STATED GOAL: Find the word "SETEK" in the data. Return every line where it appears.

[Dataset items]
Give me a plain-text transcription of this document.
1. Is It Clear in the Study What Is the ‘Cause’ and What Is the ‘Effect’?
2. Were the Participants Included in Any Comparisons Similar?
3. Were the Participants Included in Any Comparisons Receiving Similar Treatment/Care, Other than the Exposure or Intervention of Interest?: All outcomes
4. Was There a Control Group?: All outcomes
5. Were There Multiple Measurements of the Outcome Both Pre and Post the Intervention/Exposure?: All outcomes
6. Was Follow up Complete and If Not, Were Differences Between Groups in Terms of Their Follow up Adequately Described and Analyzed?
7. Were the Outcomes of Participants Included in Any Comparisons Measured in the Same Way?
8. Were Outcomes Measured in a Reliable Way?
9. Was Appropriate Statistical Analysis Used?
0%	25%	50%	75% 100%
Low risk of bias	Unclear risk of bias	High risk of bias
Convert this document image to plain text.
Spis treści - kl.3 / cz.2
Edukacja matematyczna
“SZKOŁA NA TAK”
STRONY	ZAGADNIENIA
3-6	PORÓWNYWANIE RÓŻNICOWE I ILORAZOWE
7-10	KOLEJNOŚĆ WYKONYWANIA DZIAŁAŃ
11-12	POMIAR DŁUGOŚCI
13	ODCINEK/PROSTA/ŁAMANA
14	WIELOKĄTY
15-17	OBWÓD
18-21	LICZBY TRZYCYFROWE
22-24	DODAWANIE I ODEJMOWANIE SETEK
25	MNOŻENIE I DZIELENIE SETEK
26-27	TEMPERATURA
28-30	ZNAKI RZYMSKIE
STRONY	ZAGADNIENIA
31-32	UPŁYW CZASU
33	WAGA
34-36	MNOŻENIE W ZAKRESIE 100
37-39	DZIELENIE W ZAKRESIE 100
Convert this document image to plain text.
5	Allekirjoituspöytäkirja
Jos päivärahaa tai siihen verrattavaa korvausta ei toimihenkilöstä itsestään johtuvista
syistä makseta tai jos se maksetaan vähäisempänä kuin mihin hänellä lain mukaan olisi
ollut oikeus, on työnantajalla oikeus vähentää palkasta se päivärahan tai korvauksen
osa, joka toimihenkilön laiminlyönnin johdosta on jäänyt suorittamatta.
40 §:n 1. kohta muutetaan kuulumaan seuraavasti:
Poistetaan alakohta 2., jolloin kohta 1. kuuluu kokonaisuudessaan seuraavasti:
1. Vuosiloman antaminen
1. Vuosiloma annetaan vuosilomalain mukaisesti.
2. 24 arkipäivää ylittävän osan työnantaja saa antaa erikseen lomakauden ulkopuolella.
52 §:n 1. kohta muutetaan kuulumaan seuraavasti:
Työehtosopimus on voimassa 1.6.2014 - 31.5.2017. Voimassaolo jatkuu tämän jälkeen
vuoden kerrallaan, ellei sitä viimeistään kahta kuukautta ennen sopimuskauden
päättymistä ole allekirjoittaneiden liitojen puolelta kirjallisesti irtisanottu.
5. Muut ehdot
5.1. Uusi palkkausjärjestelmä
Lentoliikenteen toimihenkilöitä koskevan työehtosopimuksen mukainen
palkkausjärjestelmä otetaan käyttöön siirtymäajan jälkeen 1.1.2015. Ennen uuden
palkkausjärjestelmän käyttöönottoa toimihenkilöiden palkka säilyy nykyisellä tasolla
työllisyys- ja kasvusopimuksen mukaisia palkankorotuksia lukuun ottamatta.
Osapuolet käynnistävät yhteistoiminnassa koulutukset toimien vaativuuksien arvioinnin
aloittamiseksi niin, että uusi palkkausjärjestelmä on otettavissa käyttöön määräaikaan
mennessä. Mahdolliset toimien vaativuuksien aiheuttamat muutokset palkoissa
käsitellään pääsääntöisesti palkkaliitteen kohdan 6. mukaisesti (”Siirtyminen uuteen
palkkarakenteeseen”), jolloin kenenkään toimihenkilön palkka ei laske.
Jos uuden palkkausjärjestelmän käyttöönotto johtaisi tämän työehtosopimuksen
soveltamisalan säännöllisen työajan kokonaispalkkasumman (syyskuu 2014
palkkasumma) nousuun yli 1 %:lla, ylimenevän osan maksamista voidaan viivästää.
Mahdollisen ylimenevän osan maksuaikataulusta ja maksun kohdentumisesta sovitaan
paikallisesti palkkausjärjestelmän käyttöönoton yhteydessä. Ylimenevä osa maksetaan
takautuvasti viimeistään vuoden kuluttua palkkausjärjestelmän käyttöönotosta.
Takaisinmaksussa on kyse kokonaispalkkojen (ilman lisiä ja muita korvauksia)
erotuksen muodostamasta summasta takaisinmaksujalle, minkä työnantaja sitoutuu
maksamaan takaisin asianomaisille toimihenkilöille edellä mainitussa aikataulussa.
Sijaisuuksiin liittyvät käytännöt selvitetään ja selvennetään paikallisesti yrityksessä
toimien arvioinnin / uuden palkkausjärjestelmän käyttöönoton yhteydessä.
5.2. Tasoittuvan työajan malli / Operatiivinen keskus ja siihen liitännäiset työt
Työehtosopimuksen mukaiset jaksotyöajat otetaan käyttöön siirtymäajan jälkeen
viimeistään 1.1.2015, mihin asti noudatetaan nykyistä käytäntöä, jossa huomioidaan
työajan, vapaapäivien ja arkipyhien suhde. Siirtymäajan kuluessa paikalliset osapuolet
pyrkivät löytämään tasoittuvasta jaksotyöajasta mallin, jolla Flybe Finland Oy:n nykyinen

REPLY:
22-24	DODAWANIE I ODEJMOWANIE SETEK
25	MNOŻENIE I DZIELENIE SETEK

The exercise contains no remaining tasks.